--- START OF MATERIAL ---
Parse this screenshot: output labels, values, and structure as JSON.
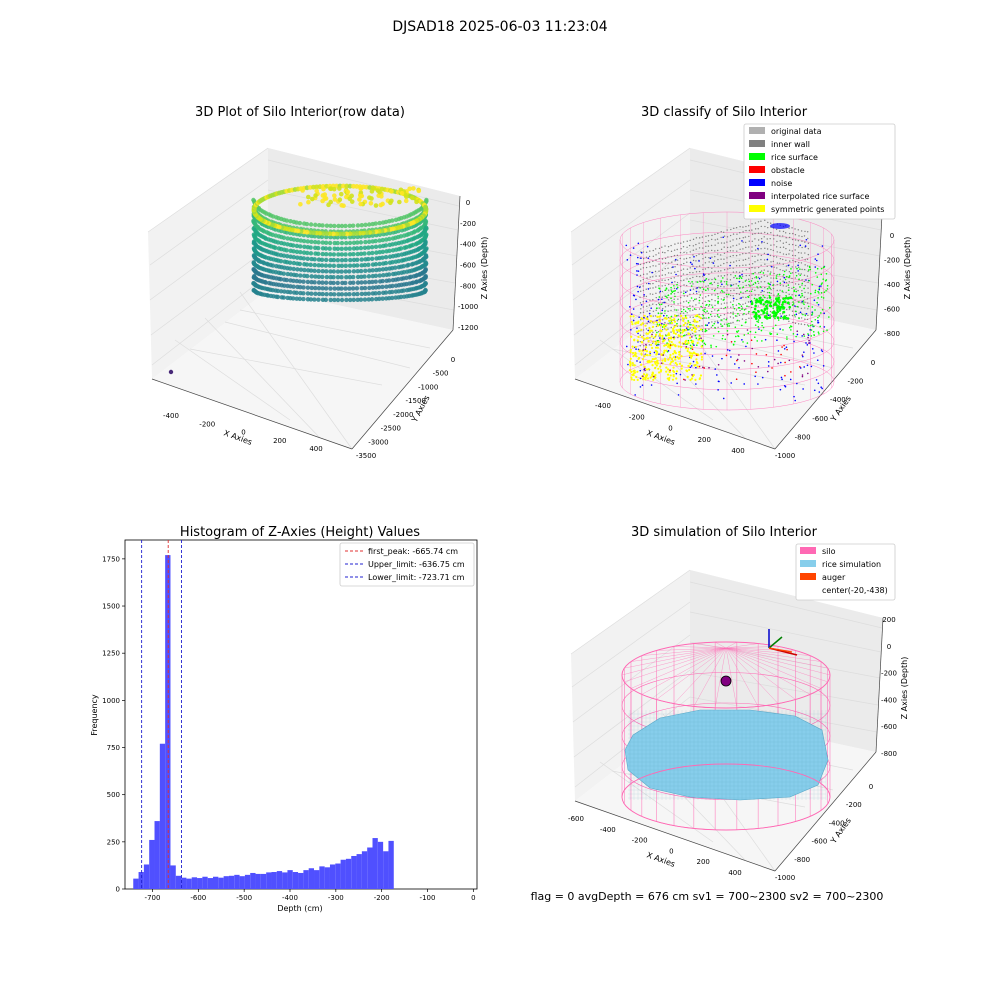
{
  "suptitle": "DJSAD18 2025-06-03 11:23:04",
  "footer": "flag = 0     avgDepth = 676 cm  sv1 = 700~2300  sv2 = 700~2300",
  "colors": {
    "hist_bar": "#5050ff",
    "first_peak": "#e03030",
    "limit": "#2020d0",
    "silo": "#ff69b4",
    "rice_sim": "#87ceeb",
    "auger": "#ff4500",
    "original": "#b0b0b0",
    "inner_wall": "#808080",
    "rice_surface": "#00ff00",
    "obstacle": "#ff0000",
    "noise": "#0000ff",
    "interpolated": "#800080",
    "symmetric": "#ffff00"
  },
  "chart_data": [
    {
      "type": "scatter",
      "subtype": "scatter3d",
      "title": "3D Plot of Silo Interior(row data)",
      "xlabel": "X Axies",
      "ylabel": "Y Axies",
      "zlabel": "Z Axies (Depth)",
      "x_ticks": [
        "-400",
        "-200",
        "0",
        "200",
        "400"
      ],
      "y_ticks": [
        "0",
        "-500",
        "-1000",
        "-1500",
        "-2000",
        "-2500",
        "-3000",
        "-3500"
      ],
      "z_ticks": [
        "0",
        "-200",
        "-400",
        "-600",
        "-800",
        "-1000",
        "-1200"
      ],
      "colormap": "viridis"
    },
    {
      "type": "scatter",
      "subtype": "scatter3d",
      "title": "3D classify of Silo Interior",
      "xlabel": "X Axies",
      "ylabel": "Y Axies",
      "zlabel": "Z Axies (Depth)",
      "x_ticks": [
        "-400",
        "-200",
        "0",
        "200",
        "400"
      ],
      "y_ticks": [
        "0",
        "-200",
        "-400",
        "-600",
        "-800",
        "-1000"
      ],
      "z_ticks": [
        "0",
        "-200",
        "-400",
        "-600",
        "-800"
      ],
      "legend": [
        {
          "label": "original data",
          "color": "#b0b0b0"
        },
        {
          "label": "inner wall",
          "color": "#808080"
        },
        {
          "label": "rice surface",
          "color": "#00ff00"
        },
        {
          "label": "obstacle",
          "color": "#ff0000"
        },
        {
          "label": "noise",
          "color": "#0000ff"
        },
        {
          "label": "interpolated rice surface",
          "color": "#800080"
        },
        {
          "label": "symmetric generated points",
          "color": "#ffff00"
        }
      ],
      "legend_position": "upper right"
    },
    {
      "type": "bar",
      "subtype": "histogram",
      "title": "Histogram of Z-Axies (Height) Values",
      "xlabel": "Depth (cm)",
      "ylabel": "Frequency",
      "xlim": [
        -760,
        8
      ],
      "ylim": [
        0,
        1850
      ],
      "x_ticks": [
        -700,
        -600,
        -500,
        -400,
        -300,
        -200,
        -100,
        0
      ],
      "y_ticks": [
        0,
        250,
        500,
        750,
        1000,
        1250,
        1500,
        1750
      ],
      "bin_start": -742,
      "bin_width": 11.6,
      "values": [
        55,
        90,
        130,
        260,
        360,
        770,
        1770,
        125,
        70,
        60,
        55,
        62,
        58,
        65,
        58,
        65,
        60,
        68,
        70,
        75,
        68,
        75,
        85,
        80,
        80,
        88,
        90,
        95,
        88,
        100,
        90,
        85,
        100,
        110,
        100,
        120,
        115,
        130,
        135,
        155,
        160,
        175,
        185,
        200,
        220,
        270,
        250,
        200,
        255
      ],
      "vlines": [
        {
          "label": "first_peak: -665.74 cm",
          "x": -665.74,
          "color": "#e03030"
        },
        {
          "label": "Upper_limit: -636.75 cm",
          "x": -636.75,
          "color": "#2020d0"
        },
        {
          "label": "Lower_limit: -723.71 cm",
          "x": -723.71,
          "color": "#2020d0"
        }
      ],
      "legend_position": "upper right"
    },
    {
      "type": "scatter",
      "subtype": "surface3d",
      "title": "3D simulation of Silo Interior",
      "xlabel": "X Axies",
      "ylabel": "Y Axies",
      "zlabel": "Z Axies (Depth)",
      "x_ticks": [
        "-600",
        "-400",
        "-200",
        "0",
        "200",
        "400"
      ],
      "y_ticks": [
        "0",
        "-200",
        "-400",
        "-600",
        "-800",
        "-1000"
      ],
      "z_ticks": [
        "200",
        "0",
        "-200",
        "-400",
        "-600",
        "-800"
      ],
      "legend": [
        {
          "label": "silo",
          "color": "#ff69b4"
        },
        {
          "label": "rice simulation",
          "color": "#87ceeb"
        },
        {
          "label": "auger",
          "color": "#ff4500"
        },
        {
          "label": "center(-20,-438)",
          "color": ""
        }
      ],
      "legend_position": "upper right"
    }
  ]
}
--- END OF MATERIAL ---
TASK DESCRIPTION
From the listing above, copy every line that includes the word "interpolated".

EXERCISE ANSWER
    "interpolated": "#800080",
          "label": "interpolated rice surface",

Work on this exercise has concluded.